[Data listing]
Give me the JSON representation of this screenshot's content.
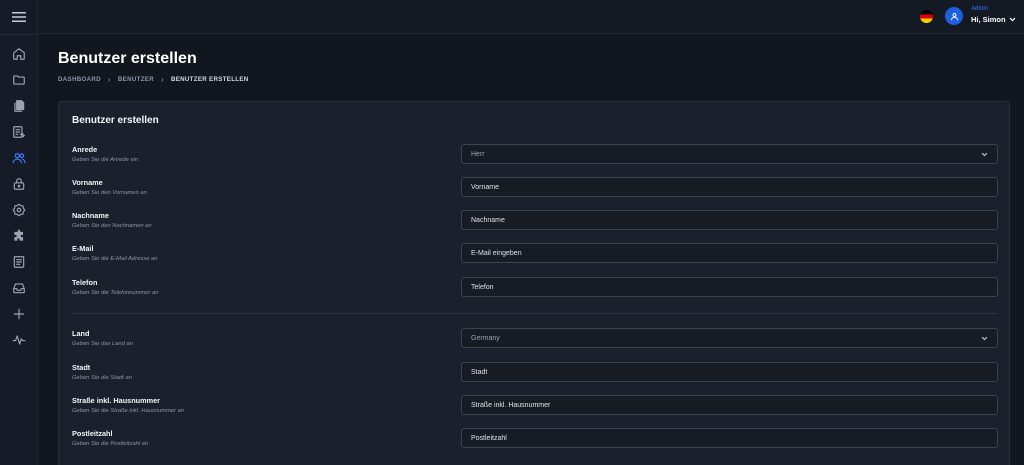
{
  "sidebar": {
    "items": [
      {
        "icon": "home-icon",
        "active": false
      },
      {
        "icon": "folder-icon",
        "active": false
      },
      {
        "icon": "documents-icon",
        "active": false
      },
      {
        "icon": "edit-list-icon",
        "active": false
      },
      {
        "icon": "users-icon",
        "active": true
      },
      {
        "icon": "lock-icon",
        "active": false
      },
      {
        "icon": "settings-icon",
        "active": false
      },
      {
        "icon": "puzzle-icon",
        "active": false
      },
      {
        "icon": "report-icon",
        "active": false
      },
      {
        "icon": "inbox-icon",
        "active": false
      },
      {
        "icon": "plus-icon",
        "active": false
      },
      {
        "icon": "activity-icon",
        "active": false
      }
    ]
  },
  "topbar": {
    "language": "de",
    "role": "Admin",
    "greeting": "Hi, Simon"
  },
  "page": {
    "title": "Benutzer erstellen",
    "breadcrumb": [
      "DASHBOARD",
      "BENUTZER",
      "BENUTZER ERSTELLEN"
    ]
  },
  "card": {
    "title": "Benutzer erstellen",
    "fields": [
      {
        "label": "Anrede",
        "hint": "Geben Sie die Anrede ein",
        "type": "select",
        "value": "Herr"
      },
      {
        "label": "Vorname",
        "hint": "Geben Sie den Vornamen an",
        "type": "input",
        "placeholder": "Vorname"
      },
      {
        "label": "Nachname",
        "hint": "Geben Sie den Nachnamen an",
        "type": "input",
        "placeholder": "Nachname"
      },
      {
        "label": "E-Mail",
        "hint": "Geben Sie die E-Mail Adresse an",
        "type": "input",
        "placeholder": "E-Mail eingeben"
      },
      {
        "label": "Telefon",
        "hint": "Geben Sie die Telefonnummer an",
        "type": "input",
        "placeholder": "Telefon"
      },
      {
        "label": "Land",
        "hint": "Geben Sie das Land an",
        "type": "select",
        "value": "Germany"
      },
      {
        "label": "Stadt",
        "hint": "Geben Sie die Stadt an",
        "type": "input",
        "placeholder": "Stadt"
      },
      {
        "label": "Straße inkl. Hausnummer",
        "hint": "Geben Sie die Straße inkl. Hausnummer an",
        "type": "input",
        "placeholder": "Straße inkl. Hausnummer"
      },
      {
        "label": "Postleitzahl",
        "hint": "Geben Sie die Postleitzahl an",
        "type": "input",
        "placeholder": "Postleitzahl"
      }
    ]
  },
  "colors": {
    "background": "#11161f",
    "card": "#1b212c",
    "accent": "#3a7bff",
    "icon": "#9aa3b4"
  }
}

What the task asks
Search the lines above for the string "hint" and copy each line that has it.

Result
        "hint": "Geben Sie die Anrede ein",
        "hint": "Geben Sie den Vornamen an",
        "hint": "Geben Sie den Nachnamen an",
        "hint": "Geben Sie die E-Mail Adresse an",
        "hint": "Geben Sie die Telefonnummer an",
        "hint": "Geben Sie das Land an",
        "hint": "Geben Sie die Stadt an",
        "hint": "Geben Sie die Straße inkl. Hausnummer an",
        "hint": "Geben Sie die Postleitzahl an",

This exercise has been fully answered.